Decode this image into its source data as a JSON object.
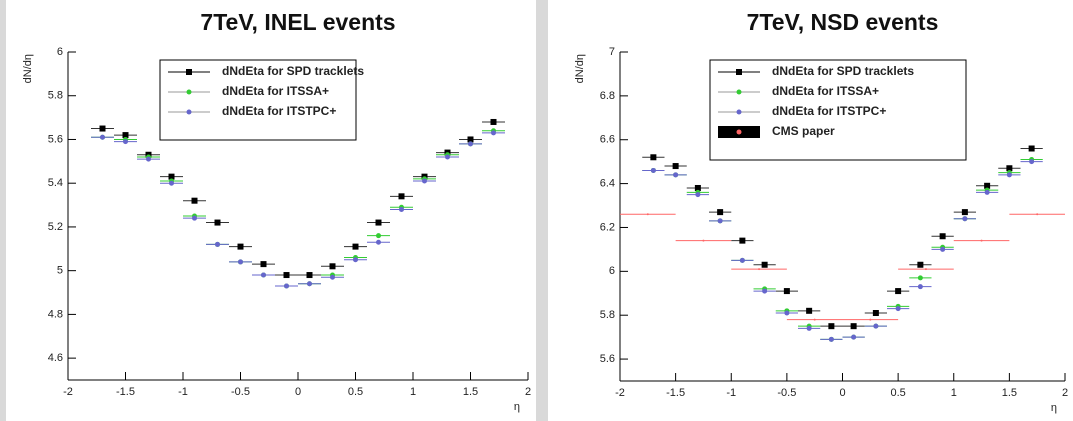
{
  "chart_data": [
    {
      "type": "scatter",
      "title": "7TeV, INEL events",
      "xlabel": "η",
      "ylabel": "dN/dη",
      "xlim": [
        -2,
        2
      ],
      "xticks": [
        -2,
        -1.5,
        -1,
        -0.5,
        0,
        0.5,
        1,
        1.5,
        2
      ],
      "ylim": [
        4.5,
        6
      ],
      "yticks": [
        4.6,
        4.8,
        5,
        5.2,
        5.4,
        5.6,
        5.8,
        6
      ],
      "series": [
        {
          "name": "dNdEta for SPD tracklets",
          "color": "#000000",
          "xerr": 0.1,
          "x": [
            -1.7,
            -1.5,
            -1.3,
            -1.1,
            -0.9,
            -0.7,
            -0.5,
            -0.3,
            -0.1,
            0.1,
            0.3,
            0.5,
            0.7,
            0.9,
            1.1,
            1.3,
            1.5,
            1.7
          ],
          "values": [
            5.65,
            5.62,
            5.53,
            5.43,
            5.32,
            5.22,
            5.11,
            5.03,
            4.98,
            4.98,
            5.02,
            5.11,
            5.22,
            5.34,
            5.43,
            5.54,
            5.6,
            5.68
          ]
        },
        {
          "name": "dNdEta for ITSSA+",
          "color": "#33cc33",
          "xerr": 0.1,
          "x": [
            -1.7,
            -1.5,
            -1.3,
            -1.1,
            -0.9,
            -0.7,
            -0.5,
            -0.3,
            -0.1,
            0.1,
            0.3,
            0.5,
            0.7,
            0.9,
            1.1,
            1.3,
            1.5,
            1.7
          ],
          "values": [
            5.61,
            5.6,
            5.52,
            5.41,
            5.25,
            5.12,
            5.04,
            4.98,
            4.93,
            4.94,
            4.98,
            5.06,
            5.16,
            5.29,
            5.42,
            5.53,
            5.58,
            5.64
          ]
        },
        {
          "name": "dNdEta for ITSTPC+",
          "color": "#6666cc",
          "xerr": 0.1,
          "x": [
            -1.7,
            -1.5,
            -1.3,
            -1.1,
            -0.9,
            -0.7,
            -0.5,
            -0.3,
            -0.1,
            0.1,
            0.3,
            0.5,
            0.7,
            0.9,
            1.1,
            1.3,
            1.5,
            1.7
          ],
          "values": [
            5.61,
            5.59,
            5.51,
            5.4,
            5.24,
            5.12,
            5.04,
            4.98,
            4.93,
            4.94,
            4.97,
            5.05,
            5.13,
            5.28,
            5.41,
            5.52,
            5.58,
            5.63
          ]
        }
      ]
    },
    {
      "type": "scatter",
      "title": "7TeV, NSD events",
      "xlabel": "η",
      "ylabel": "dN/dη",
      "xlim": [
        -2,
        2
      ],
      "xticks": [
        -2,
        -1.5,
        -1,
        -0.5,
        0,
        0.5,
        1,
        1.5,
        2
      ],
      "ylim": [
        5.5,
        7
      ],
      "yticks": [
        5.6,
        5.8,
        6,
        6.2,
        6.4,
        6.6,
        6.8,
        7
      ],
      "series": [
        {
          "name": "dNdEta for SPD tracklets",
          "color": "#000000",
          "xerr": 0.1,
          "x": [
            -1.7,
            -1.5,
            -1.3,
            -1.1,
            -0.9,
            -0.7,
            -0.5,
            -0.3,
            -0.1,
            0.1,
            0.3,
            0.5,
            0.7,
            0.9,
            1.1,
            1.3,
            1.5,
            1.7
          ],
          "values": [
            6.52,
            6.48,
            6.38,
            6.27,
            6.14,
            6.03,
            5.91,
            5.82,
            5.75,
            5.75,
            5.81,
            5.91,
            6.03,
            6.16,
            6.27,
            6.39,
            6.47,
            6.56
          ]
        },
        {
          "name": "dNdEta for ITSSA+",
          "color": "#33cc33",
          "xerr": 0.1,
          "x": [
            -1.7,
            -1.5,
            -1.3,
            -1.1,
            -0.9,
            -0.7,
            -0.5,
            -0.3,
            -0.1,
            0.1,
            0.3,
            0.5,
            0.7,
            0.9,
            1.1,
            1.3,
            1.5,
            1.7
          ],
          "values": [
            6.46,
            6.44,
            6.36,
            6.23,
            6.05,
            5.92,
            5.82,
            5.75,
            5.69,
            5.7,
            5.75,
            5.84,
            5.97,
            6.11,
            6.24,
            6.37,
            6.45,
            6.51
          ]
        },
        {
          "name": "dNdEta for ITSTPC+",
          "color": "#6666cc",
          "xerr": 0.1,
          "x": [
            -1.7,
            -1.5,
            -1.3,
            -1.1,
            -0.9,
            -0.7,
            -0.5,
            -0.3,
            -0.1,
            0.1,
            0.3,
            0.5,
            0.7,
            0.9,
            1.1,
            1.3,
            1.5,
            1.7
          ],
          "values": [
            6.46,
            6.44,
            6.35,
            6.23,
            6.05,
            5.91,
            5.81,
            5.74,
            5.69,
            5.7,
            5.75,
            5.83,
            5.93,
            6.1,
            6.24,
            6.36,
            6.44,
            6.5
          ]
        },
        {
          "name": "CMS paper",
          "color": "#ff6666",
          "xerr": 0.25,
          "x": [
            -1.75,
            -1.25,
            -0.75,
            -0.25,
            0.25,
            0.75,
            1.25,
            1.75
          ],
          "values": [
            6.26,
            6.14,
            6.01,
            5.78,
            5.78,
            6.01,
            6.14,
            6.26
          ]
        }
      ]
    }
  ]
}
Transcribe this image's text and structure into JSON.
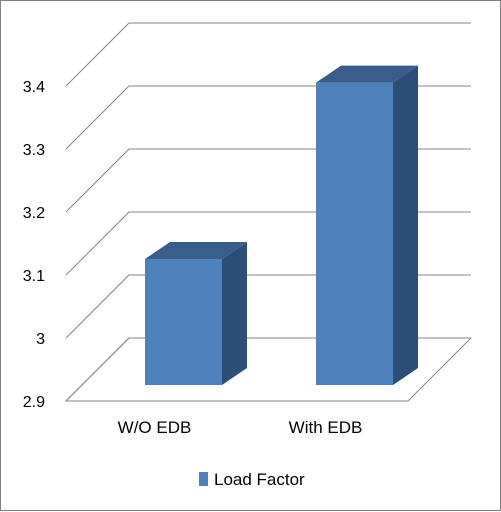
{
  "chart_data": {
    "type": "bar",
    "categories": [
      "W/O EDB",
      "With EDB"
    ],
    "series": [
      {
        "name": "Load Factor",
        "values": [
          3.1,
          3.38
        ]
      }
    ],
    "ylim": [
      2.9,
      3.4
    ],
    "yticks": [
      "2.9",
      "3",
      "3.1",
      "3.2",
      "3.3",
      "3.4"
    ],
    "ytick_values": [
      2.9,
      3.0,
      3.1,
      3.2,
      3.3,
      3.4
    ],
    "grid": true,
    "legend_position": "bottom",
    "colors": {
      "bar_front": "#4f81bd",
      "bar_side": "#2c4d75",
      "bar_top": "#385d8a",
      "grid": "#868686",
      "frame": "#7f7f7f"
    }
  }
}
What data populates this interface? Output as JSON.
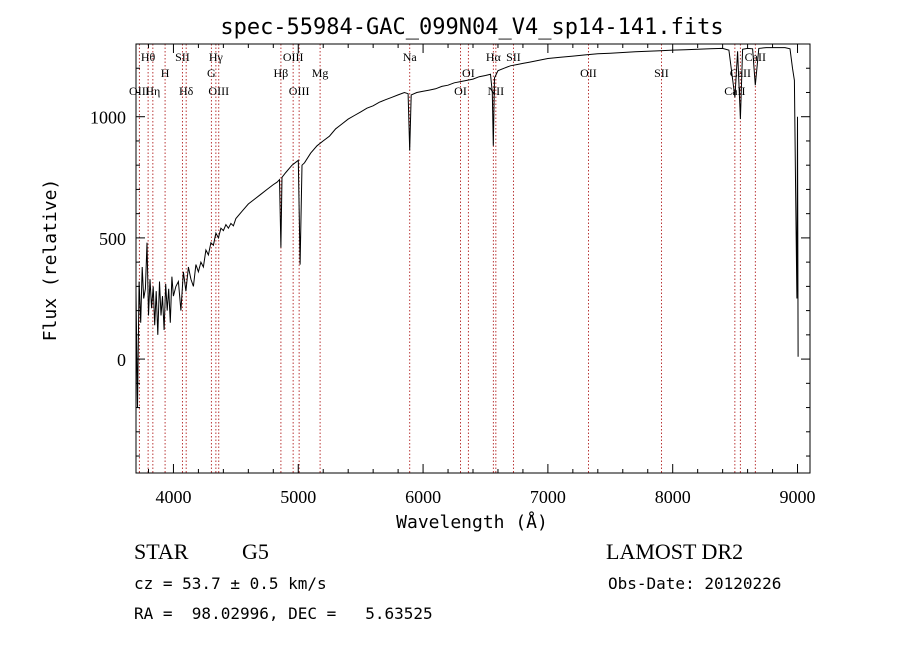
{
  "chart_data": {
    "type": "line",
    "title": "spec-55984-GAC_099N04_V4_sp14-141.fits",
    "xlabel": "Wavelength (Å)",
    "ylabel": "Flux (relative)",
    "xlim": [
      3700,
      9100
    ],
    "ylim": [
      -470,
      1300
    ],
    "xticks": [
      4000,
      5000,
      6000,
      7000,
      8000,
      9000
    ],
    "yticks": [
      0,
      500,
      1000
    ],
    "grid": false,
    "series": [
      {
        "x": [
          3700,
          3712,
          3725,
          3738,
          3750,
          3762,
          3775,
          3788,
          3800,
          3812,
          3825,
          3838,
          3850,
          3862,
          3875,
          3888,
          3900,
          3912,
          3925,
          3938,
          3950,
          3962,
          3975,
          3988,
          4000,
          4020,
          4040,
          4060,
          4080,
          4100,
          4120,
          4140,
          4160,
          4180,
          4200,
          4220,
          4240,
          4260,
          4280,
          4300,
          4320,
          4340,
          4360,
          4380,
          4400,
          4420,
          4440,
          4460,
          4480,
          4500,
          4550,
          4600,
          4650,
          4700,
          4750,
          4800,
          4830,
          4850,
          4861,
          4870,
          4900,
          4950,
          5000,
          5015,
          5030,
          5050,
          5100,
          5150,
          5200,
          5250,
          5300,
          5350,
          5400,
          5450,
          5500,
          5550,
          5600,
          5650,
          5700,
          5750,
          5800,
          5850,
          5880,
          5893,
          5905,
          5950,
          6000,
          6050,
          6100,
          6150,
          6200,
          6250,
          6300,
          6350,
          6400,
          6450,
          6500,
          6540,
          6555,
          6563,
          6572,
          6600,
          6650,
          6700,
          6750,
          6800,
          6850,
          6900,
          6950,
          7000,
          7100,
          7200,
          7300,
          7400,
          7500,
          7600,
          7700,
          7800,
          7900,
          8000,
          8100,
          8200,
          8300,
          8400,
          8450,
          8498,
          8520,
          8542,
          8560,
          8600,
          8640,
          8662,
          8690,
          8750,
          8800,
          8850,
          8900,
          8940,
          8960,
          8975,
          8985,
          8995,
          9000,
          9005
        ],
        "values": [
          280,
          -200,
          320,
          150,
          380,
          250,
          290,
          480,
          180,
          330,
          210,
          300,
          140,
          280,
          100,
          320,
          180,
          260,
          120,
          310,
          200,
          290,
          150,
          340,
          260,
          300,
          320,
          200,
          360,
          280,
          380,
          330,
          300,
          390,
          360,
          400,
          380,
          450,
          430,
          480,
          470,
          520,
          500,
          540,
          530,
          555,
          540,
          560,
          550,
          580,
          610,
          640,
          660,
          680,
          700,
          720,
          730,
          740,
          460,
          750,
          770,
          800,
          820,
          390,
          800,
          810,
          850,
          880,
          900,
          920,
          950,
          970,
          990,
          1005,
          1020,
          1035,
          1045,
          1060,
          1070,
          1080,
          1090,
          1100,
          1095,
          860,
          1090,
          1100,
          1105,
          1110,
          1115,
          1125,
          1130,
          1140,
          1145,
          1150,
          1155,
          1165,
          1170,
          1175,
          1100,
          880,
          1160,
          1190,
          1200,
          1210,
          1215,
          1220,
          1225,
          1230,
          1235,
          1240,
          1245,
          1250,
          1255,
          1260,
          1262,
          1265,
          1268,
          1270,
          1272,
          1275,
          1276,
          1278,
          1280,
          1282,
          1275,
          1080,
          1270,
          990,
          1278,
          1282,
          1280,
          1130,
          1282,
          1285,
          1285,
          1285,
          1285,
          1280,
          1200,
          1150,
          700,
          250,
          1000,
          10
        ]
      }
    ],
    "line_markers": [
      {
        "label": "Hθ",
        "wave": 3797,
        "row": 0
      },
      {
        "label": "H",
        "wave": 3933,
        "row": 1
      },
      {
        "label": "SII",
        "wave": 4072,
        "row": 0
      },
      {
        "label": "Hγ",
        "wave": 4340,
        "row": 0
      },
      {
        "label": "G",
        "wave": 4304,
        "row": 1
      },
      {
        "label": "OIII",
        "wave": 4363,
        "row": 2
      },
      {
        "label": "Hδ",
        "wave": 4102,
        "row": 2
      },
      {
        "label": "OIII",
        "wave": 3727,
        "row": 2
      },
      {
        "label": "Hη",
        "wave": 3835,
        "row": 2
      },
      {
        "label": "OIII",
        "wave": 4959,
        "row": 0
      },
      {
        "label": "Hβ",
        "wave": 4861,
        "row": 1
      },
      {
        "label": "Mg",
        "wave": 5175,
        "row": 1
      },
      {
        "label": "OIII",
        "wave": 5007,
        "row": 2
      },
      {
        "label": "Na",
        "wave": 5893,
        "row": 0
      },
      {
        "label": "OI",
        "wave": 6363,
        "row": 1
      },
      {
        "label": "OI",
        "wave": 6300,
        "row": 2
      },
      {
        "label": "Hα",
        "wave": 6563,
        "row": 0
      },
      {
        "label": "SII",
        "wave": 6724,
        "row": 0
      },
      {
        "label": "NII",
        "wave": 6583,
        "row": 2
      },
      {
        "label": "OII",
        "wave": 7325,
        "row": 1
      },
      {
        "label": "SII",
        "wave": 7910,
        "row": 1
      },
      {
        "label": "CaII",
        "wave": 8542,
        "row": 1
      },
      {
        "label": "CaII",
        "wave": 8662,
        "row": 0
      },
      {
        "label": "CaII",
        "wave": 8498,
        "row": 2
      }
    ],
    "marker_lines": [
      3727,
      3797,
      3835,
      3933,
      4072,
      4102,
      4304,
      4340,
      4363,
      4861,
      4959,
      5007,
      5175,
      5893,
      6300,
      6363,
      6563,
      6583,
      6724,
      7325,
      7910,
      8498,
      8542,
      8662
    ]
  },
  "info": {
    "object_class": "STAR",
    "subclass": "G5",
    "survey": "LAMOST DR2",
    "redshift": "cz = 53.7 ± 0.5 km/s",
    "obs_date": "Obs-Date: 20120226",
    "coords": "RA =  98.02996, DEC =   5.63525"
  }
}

☆ ☆ ☆

Track down all lines above with the string "events" and copy them.

      "title": "7TeV, INEL events",
      "title": "7TeV, NSD events",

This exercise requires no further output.